Brief 1: Using the court opinion below, decide whether each statement agrees with it: (a) the Fourth Circuit dismissed the Defendant's appeal filed in January 2017 as untimely; (b) the Defendant's motion of July 15, 2013 asked the court to apply Alleyne v. United States to his case; (c) the court dismissed that 2013 motion on its merits. Answer yes or no for each, and quote the words from the opinion that decide it.
Brief 2: According to the court opinion below, on what date did the Defendant file his first pro se motion under § 2255?
Brief 3: Resume the court opinion below, starting right after its last sentence.

Text passage:
------------
United States District Court, D. South Carolina, Rock Hill Division

April 12, 2017

United States of America,
v.
Kenneth Roshaun Reid, Defendant.

          OPINION AND ORDER

          CAMERON MCGOWAN CURRIE Senior United States District Judge

         On January 9, 2017, Defendant, proceeding pro se, filed a motion for copies of all trial transcripts (ECF No. 735) and a motion to “appoint counsel. . . to refile original 28 U.S.C. § 2255(a) and ‘COA' to refile original 2255 motion” (ECF No. 736). The same day, Defendant filed a notice of appeal of this court's final order regarding Defendant's motion to vacate under § 2255 filed November 20, 2009. ECF No. 737. This court entered an Order noting it would address Defendant's motions once the Court of Appeals entered a decision on his appeal. See ECF No. 742. On February 28, 2017, the Fourth Circuit dismissed Defendant's appeal as untimely. ECF No. 747.

         Defendant filed a pro se motion pursuant to § 2255 on November 20, 2009. ECF No. 498. He argued his counsel was ineffective during trial and sentencing for allegedly allowing Defendant's speedy trial act rights to be violated, and for providing erroneous advice and information regarding the Government's proposed plea agreement. He also challenged counsel's effectiveness regarding alleged “erroneous jury instructions” and insufficient evidence.

         After full briefing, this court granted the Government's motion for summary judgment, dismissed Defendant's § 2255 motion with prejudice, and denied a certificate of appealability. ECF No. 529. Defendant thereafter filed a motion for issuance of a certificate of appealability and a motion to alter or amend judgment pursuant to Fed. R. Civ. P 59(e). ECF Nos. 532, 534.

         This court denied the motion for a certificate of appealability as moot and denied Defendant's motion to alter or amend, which it construed as a motion under Fed.R.Civ.P. 60(b)(6) due to time limits associated with Rule 59(e). ECF Nos. 535, 544. Defendant also filed an appeal from the dismissal of his § 2255 motion and denial of his motion for certificate of appealability. See ECF No. 537. The Fourth Circuit denied a certificate of appealability and dismissed the appeal. ECF No. 548.

         On July 15, 2013, Defendant filed another § 2255 motion, requesting the court apply Alleyne v. United States, 570 U.S. __, 133 S.Ct. 2151 (2013) to his case. ECF No. 611. The court dismissed the motion for lack of jurisdiction, because it was a second or successive motion filed without first obtaining permission from the Court of Appeals. ECF No. 613. The Fourth Circuit also dismissed Defendant's appeal of this Order. ECF Nos. 616, 623.

         Defendant has filed several motions attempting to overturn his conviction pursuant to different rules and theories. See, e.g., ECF Nos. 629, 632, 707, 723. In his latest motion, Defendant seeks appointment of counsel to refile his original § 2255 motion. ECF No. 736. As explained in numerous prior orders, Defendant, with or without counsel, may not file another § 2255 motion in this court without first receiving permission to do so from the Fourth Circuit Court of Appeals. See 28 U.S.C. § 2244(b)(3)(A).
------------
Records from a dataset
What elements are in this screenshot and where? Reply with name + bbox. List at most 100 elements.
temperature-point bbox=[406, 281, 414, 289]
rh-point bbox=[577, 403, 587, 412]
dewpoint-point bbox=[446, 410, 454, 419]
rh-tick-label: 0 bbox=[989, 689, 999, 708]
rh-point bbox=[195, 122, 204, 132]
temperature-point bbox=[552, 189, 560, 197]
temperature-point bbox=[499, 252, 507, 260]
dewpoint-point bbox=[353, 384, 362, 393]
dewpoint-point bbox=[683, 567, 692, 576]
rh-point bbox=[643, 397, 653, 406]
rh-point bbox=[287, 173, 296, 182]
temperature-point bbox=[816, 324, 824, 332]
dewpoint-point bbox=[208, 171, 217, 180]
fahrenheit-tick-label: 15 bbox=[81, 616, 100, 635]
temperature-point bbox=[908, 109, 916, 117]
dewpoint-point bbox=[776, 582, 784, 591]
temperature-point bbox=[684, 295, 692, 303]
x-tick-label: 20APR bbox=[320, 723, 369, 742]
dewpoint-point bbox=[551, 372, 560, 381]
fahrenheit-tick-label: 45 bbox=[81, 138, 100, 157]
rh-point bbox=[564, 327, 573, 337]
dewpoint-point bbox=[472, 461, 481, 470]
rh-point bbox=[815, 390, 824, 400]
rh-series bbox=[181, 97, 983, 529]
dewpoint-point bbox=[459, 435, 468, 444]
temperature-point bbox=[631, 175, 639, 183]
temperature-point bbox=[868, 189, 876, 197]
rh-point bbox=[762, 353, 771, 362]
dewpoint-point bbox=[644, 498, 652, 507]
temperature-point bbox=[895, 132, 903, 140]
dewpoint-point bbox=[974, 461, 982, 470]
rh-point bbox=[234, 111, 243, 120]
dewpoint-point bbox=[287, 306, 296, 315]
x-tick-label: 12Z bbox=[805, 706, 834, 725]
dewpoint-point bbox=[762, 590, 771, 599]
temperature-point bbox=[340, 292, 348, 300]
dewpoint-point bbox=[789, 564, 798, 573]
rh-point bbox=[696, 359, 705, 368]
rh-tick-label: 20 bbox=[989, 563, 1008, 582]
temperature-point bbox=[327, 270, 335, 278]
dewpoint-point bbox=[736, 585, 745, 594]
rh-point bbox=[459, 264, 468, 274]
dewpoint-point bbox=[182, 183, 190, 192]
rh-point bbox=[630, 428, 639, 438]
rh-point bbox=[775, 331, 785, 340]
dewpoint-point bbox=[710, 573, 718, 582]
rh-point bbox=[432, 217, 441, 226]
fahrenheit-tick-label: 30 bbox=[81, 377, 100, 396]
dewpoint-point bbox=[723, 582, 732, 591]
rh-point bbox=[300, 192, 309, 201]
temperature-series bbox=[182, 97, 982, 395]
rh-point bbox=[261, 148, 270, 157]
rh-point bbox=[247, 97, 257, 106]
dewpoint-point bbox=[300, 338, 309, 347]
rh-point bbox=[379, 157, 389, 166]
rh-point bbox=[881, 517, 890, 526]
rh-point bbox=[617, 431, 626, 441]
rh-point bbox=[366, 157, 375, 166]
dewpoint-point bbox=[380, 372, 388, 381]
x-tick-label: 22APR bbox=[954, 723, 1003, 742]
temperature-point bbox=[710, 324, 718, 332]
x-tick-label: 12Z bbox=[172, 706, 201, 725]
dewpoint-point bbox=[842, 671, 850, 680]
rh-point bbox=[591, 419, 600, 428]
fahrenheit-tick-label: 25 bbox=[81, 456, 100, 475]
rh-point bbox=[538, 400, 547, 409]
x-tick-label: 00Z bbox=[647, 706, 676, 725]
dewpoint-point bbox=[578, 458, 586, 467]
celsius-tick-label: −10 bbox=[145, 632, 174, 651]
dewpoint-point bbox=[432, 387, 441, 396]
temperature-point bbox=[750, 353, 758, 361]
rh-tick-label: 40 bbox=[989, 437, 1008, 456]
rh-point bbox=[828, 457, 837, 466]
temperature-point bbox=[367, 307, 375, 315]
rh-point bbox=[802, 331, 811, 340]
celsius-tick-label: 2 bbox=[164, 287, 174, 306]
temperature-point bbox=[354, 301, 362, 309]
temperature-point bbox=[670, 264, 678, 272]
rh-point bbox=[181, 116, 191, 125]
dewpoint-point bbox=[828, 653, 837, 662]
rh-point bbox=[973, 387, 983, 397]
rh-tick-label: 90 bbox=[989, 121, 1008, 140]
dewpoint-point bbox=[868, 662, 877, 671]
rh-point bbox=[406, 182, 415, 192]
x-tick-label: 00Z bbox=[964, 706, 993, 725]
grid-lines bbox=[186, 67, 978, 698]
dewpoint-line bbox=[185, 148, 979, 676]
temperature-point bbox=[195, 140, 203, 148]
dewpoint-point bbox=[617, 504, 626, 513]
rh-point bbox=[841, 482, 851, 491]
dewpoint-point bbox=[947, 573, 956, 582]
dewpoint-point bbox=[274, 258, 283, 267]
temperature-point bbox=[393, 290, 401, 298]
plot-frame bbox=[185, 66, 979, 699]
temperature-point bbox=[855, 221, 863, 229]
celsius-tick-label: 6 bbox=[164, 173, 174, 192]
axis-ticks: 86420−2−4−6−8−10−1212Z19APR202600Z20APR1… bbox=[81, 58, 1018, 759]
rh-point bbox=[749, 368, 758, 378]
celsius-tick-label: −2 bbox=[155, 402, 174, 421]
------------
Answer 1:
(a) Yes: "On February 28, 2017, the Fourth Circuit dismissed Defendant's appeal as untimely."
(b) Yes: "requesting the court apply Alleyne v. United States, 570 U.S. __, 133 S.Ct. 2151 (2013) to his case."
(c) No: "The court dismissed the motion for lack of jurisdiction, because it was a second or successive motion filed without first obtaining permission from the Court of Appeals."

Answer 2: November 20, 2009.

Answer 3:
         In addition, Defendant argues he should have been appointed counsel on his original § 2255 motion because he was death penalty eligible. In support of this argument, Defendant cites 28 U.S.C. § 2261; however, § 2261 applies to prisoners in state custody and thus is inapplicable to Defendant. 18 U.S.C. § 3599(a)(2) requires appointment of counsel “in any post conviction proceeding under section 2254 or 2255 of title 28, United States Code, seeking to vacate or set aside a death sentence . . .” Defendant is correct that counsel must be appointed on criminal matters when a defendant is charged with a crime which may be punishable by death[1]; however, in post-conviction proceedings a defendant is only entitled to counsel if he is actually sentenced to death. Defendant was not sentenced to death; therefore, he was not entitled to counsel on his original § 2255 motion, or now as he seeks to re-file a § 2255 motion.

         Defendant also requests “all jury notes, all transcripts of record” in his case. ECF No. 735. The Jones court held that “[W]hen a need for a transcript in order to collaterally attack a conviction is shown, equal protection and due process require the state to furnish an indigent prisoner such transcript without charge.” Jones v. Superintendent, Virginia State Farm, 460 F.2d 150, 152 (4th Cir. 1972). However, longstanding circuit precedent provides that a prisoner who requests free copies of records in his or her criminal case, whether it is a state or federal case, must show a particularized need for such records. See Jones, 460 F.2d at 152-53; United States v. Glass, 317 F.2d 200, 202 (4th Cir. 1963). Defendant must show some “need” for the material beyond a mere desire to comb the record in hopes of discovering some flaw. Jones, 460 F.2d at 152.

         Defendant has failed to show a particularized need for the documents he seeks. He has no pending action in this court or at the Fourth Circuit. Further, the arguments he wishes to raise (those in his original § 2255 motion which he wants to “re-file”), have been ruled upon by this court and dismissed. If Defendant wishes to pay for copies, he may write the Clerk of Court and request the items he would like. She will notify him of the price and send him copies once payment is made.

         Defendant's motions for appointment of counsel to re-file his original § 2255 motion and for copies of his transcripts are denied.

         Certificate of Appealability The governing law provides that:

(c)(2) A certificate of appealability may issue . . . only if the applicant has made a substantial showing of the denial of a constitutional right.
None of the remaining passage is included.